Aim of the exercise
Read the entries below and pull out each line with the string "that".

Supplied records
=-=-=-=-=

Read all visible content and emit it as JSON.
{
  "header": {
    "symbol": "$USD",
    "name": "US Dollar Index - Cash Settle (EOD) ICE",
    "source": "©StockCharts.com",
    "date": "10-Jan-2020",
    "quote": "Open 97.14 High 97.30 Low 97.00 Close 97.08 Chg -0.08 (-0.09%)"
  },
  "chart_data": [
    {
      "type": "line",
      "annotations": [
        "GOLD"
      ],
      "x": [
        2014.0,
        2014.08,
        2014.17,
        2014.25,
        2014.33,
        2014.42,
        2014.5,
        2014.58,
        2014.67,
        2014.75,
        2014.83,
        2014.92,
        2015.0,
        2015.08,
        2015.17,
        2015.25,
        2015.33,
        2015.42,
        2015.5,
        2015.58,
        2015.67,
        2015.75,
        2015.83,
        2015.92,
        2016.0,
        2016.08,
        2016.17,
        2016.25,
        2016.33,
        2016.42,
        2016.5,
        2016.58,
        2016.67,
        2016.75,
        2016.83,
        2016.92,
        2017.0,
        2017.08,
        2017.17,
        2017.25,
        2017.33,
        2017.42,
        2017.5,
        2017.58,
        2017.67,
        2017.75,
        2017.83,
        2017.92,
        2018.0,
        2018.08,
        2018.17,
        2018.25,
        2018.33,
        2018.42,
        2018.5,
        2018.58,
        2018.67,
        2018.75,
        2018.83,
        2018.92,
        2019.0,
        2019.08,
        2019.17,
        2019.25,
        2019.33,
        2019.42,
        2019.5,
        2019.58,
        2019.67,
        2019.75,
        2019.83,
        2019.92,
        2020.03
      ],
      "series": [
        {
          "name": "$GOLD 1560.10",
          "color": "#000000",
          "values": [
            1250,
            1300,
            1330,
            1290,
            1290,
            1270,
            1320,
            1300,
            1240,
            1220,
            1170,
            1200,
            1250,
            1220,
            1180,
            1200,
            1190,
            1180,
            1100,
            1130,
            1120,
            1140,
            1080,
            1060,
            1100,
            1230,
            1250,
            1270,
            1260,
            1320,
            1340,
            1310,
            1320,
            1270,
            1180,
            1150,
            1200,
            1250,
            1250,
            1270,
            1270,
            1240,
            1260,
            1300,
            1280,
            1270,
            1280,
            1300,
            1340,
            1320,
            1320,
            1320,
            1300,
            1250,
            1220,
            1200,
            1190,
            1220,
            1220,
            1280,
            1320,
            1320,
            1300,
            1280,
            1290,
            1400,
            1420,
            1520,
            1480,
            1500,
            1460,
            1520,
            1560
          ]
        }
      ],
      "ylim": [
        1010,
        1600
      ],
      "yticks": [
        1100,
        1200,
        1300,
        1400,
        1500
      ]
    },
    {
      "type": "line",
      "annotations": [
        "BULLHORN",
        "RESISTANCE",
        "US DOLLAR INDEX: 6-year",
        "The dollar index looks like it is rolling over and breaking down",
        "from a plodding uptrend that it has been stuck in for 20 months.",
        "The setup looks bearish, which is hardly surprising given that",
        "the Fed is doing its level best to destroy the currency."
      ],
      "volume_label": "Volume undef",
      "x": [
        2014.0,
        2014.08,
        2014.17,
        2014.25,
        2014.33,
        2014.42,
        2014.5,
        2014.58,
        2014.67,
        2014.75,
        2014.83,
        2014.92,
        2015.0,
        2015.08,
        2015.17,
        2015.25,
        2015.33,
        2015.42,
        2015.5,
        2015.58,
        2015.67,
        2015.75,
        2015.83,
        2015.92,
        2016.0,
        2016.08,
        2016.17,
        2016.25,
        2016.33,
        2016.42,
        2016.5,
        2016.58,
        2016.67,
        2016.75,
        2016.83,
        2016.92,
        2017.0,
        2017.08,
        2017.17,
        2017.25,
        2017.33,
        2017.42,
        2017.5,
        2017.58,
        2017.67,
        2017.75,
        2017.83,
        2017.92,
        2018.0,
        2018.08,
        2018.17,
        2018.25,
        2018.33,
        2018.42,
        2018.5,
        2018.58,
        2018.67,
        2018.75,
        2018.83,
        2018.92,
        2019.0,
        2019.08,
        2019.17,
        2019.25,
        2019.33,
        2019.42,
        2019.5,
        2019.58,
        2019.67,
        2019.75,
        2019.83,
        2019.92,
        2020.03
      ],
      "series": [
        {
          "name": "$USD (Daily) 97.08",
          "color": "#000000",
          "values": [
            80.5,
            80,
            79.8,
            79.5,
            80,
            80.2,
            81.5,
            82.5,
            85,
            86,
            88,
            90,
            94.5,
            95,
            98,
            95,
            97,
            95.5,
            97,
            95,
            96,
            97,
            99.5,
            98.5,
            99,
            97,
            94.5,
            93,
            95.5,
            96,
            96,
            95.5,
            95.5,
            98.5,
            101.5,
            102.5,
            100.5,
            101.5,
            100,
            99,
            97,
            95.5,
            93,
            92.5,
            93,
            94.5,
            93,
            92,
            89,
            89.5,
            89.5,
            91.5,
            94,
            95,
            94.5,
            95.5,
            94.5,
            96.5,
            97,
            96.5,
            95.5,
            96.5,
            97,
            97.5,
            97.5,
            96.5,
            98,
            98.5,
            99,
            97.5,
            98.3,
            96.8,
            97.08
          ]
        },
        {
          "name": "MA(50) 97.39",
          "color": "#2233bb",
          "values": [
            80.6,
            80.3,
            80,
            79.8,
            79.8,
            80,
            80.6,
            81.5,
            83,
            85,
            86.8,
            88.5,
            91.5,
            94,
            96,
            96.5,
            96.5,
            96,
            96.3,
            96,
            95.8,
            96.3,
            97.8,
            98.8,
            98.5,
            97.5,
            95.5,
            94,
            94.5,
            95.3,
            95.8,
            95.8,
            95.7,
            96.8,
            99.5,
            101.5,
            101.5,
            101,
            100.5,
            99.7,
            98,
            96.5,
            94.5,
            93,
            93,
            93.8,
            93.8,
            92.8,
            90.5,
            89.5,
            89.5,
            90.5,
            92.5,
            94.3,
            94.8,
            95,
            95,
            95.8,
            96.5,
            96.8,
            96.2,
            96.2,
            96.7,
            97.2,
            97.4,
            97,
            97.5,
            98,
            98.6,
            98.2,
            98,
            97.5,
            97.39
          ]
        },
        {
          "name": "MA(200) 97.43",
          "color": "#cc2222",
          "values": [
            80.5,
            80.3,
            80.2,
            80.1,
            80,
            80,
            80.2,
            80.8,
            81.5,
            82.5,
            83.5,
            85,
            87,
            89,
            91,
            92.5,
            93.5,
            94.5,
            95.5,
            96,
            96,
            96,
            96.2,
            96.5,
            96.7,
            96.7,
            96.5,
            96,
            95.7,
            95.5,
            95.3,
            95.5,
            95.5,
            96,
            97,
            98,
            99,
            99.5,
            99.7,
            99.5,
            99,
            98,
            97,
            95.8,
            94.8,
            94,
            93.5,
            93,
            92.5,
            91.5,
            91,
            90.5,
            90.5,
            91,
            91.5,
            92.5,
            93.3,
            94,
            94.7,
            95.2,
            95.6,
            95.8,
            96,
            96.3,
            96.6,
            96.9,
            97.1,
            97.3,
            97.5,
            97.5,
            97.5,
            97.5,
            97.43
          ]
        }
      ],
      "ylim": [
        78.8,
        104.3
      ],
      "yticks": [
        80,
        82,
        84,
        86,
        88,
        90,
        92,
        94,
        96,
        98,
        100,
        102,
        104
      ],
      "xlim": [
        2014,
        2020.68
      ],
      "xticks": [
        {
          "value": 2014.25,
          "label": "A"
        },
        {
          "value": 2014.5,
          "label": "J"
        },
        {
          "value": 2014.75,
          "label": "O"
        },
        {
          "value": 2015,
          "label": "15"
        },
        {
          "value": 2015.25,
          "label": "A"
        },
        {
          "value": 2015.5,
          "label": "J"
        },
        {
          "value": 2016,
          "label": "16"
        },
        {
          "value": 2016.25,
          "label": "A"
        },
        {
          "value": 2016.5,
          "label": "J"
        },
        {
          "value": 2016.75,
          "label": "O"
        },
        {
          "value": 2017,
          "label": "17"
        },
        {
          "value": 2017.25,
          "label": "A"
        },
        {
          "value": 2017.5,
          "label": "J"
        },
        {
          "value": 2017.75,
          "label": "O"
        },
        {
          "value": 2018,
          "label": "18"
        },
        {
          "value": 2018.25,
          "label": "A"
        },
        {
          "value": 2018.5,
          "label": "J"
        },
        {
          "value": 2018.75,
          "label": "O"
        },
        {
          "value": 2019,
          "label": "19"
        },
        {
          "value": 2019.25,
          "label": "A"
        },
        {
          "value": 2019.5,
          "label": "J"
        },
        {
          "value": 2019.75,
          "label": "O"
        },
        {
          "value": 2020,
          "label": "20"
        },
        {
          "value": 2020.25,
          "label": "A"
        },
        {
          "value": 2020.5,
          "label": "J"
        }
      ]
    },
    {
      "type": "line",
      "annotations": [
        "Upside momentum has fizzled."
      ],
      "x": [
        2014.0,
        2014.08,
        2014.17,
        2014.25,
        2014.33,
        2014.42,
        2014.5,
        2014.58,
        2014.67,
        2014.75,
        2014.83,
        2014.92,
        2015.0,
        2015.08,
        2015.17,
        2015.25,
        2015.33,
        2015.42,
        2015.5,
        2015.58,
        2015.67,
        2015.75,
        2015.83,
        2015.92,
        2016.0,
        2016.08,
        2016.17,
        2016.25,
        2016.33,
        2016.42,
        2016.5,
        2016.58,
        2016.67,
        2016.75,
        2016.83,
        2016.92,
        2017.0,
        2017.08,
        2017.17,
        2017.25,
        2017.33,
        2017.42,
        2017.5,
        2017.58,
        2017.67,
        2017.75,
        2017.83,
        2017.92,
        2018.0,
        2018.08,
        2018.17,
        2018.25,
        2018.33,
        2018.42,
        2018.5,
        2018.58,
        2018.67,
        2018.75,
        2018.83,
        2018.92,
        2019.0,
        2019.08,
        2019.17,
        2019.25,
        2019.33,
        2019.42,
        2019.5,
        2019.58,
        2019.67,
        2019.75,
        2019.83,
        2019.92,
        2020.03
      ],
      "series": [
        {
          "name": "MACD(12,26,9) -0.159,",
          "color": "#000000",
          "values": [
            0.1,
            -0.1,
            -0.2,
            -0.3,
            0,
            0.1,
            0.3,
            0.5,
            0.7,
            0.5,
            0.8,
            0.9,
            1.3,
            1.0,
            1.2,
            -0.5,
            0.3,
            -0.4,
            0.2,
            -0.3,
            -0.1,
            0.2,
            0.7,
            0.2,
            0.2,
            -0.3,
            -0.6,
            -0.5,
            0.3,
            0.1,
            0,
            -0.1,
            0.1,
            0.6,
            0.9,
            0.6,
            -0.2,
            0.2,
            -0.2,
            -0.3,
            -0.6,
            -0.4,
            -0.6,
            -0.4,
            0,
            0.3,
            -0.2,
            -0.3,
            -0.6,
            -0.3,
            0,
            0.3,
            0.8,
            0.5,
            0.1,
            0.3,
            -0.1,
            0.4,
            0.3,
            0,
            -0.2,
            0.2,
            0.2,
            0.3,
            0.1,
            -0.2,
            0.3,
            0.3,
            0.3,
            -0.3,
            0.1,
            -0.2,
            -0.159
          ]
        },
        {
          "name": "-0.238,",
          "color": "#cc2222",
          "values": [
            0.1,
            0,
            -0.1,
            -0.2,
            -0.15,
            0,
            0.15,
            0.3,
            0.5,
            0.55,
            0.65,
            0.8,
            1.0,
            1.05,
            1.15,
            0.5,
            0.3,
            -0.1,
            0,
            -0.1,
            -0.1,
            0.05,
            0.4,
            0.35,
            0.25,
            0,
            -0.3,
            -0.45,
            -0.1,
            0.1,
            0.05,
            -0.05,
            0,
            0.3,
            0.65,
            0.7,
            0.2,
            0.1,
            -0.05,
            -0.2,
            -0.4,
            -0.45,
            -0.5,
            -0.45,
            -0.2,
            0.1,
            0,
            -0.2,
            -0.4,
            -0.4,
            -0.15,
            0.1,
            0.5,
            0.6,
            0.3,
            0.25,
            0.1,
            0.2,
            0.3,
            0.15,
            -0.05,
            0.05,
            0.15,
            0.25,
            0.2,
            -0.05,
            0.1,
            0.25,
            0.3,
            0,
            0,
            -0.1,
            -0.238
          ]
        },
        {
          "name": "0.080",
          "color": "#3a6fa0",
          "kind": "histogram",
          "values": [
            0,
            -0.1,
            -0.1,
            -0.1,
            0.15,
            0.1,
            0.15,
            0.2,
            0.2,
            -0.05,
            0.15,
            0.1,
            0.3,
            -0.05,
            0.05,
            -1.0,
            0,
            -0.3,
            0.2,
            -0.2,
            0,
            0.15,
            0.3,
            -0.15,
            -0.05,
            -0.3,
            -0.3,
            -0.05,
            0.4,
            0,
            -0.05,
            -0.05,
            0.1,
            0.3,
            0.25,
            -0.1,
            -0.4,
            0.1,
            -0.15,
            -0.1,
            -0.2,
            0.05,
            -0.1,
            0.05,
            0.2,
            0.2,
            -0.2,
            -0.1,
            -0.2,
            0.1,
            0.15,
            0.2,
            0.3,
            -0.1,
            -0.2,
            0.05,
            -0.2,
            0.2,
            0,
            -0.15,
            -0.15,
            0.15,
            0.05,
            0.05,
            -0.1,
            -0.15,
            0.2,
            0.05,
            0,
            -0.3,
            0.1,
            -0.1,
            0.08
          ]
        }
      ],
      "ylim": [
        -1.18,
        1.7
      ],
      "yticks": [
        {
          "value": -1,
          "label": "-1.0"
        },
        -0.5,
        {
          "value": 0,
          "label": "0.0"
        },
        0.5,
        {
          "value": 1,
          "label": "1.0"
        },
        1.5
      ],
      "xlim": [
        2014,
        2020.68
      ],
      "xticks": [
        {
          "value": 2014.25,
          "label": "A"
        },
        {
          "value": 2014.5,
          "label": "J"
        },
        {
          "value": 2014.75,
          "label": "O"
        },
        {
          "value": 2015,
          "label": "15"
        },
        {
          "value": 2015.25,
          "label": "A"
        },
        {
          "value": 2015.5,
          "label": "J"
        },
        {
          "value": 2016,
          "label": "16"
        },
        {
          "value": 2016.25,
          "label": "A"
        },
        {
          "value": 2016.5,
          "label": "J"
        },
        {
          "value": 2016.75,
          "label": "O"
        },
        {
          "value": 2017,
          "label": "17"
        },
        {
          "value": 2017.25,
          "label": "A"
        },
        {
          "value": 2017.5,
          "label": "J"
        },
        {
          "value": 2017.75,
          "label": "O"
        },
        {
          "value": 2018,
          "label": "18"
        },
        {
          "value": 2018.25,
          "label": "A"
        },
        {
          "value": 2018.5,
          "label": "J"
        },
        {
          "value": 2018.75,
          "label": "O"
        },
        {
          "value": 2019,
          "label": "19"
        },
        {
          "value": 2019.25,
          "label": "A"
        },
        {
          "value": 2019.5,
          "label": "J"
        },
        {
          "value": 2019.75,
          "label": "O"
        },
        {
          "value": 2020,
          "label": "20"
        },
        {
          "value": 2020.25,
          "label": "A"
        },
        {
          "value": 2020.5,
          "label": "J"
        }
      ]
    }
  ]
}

=-=-=-=-=

Exercise response
        "from a plodding uptrend that it has been stuck in for 20 months.",
        "The setup looks bearish, which is hardly surprising given that",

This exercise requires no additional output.